What this task involves:
Tell how many lines carry the word "JSON"; the reply is the number and nothing else.

___

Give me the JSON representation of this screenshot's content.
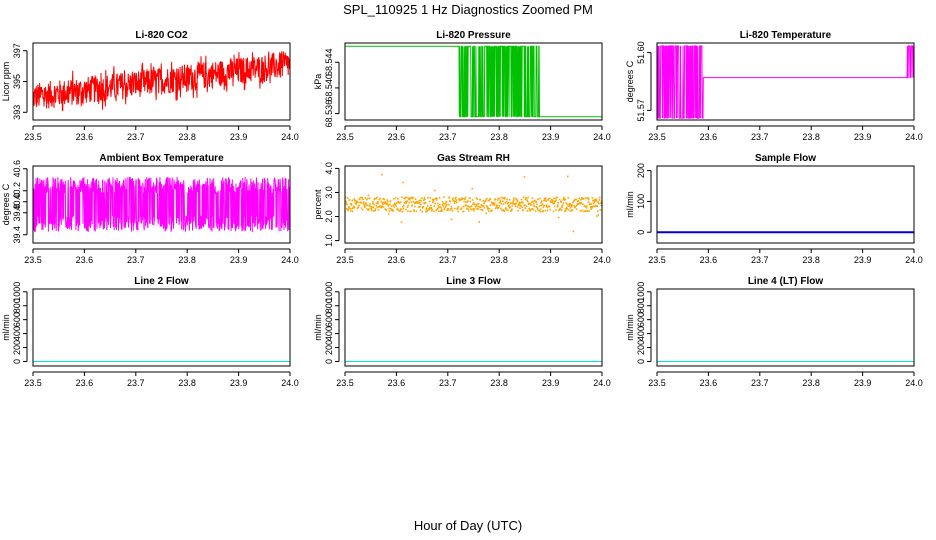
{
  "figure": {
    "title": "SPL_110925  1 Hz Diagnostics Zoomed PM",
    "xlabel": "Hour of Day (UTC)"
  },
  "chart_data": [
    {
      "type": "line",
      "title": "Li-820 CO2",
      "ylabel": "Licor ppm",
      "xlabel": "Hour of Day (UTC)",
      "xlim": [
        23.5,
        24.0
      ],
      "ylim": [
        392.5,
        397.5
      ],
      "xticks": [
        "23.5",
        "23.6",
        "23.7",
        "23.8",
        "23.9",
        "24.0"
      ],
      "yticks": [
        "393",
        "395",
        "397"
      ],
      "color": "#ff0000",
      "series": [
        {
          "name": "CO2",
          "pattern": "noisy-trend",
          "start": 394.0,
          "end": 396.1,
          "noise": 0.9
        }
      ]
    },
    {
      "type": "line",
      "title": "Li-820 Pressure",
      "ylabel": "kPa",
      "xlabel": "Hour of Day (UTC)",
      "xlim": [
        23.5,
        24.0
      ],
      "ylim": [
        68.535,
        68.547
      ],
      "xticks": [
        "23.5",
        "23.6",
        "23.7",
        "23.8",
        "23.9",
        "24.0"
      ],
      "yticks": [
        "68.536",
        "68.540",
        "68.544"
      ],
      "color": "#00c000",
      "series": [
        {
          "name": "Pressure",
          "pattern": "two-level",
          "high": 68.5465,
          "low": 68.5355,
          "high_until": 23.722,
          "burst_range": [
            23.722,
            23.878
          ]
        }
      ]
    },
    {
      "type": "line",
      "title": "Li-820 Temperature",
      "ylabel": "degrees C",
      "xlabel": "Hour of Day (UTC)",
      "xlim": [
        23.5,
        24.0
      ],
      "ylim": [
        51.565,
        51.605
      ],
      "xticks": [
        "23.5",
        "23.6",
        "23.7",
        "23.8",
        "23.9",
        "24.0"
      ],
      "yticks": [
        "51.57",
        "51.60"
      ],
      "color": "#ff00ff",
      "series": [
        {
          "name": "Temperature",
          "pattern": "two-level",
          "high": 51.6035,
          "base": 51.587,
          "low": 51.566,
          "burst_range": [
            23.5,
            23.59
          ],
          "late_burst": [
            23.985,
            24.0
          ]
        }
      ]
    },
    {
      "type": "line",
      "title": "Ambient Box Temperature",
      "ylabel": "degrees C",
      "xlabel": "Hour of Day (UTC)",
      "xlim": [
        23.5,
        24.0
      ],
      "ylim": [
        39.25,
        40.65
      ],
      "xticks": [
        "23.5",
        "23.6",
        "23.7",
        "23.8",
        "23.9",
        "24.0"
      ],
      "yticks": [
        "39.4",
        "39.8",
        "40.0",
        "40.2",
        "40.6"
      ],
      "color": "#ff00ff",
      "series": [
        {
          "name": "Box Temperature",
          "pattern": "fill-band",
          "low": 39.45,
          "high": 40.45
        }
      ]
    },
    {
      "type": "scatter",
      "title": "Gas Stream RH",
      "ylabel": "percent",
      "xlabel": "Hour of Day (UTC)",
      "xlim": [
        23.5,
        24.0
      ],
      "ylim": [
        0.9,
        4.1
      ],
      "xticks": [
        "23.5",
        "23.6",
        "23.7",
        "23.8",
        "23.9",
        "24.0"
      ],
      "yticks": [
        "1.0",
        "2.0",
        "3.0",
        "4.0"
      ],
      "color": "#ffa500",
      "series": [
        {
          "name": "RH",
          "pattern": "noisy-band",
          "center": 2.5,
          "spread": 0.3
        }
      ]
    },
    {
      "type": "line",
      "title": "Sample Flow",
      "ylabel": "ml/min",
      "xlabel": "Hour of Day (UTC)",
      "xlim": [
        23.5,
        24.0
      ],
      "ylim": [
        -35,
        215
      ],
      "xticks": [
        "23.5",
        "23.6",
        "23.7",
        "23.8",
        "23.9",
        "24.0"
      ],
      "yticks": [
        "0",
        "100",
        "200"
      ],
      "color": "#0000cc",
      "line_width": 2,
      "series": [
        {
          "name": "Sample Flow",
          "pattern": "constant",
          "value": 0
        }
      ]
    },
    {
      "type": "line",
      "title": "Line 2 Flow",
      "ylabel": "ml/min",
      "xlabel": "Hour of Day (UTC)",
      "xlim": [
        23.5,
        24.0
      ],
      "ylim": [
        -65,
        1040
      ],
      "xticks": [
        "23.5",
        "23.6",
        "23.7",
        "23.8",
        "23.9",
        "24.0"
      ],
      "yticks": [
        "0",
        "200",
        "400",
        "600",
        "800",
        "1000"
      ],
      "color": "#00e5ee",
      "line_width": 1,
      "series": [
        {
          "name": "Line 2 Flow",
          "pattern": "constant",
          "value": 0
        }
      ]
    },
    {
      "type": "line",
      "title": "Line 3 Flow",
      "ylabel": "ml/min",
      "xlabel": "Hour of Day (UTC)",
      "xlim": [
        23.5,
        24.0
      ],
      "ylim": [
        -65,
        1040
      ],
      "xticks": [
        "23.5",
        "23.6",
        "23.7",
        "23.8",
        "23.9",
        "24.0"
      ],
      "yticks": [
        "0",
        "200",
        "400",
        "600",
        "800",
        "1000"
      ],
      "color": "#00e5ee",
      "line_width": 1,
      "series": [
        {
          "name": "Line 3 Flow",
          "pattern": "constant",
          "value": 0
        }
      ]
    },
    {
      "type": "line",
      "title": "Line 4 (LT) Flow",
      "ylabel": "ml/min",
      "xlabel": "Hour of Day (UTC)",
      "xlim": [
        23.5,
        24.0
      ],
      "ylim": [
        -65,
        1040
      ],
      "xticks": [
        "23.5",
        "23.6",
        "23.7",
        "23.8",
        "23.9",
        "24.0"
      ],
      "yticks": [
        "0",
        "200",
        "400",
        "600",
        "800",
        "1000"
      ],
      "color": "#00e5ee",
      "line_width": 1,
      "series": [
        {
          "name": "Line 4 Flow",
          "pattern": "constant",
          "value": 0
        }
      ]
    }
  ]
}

___

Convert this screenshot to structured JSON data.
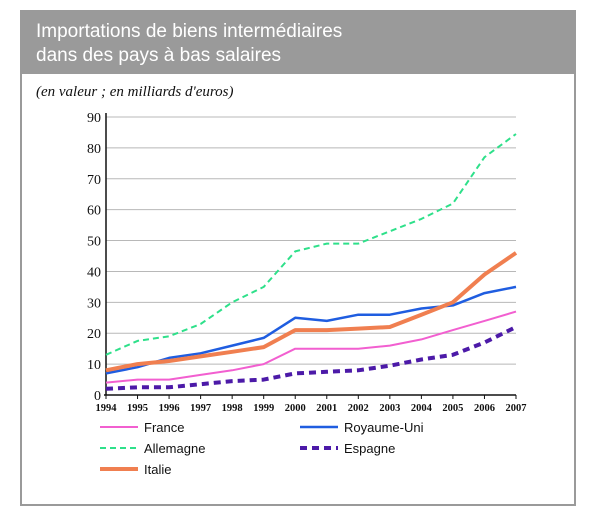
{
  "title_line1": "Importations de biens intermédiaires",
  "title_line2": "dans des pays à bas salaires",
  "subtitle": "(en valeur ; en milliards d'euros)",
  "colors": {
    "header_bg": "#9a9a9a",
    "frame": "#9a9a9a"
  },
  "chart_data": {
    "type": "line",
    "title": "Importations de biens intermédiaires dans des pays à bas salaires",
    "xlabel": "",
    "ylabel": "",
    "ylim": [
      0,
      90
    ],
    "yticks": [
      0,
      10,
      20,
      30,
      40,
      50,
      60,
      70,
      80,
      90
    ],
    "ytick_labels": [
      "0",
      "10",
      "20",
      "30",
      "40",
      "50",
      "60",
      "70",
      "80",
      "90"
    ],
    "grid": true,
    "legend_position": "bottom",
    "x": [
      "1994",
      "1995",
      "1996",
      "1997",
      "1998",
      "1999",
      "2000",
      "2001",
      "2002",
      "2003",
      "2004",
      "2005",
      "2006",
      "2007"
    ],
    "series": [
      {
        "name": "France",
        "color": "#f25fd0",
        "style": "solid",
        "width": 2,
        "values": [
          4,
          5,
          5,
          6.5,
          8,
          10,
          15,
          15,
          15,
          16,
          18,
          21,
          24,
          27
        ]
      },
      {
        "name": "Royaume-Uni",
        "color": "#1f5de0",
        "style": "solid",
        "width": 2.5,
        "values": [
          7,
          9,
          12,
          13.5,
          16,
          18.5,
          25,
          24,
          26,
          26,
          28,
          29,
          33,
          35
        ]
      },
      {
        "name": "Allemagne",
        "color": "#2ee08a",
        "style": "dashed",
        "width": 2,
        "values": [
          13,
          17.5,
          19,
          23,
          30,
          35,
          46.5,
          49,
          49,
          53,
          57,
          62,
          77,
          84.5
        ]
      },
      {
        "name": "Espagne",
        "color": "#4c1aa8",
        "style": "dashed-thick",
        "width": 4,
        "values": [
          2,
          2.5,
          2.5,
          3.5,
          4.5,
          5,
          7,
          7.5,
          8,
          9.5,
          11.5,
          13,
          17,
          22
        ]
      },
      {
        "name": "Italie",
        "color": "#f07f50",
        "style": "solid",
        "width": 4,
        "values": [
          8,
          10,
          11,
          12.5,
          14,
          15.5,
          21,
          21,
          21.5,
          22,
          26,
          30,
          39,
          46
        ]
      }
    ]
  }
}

___

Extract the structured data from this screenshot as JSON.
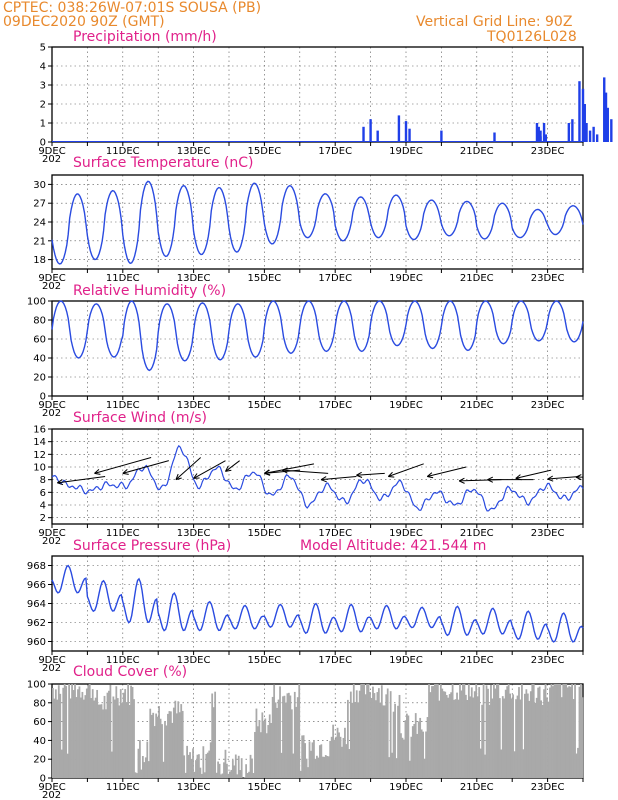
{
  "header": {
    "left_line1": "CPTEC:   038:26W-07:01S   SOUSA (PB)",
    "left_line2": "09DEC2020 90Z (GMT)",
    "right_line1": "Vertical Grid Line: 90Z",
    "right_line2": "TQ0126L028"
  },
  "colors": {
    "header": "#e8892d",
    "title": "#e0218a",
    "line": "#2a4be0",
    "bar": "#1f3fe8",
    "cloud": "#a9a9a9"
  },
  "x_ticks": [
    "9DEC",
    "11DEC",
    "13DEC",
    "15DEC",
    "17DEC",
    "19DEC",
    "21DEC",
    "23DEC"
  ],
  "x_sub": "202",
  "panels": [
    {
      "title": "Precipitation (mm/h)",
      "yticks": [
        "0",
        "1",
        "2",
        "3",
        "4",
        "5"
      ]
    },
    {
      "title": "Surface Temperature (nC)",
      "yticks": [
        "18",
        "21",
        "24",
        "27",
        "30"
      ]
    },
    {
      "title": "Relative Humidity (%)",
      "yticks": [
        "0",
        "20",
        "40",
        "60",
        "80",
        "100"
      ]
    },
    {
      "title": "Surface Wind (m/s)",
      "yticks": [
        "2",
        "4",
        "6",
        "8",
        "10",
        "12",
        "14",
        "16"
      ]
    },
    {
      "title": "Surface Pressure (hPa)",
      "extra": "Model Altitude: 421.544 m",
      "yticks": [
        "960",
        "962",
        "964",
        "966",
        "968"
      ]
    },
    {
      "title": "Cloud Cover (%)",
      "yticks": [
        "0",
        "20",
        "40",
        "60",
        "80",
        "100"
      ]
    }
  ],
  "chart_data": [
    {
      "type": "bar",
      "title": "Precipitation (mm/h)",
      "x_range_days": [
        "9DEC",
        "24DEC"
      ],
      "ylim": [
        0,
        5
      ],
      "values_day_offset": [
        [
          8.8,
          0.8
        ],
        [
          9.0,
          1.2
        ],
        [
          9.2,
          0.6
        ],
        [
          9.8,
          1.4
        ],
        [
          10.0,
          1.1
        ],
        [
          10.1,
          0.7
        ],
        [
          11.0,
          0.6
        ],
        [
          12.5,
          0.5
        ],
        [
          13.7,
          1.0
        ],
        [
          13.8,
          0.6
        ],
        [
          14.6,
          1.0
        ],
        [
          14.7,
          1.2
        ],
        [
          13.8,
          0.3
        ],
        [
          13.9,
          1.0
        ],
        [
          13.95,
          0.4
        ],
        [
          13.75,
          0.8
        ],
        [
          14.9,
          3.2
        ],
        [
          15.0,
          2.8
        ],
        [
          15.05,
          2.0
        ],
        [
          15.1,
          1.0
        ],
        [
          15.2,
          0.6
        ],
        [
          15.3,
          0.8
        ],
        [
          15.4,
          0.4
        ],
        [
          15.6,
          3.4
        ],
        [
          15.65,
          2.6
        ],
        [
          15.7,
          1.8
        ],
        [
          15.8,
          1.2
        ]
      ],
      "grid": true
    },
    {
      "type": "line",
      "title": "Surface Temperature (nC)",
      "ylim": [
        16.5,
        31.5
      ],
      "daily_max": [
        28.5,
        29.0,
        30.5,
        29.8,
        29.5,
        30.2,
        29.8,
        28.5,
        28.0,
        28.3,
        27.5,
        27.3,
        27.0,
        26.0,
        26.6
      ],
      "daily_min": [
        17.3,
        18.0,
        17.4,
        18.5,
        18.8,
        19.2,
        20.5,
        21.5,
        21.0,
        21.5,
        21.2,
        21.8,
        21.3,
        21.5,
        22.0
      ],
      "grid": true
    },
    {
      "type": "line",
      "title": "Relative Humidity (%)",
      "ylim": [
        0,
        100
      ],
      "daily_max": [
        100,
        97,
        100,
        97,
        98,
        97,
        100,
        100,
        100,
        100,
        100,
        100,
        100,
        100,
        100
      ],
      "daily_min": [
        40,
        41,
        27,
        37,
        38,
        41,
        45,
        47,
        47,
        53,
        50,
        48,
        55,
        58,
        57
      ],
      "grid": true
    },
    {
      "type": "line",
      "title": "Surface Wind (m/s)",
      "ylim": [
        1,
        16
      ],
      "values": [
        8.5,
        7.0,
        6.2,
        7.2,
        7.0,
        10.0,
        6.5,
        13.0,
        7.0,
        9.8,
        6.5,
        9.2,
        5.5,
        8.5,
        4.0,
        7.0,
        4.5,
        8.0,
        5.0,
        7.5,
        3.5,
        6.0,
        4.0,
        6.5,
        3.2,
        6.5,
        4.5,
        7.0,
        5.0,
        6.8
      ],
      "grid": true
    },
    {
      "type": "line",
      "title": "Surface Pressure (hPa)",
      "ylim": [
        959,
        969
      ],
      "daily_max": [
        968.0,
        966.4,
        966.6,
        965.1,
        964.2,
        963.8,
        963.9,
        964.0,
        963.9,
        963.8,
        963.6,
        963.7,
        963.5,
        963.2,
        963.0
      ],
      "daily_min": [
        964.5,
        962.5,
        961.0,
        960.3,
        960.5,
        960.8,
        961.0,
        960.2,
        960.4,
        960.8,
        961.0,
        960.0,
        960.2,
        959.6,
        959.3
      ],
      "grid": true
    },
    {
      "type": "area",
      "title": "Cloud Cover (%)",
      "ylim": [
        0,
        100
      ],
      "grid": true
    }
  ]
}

___

Written reply:
3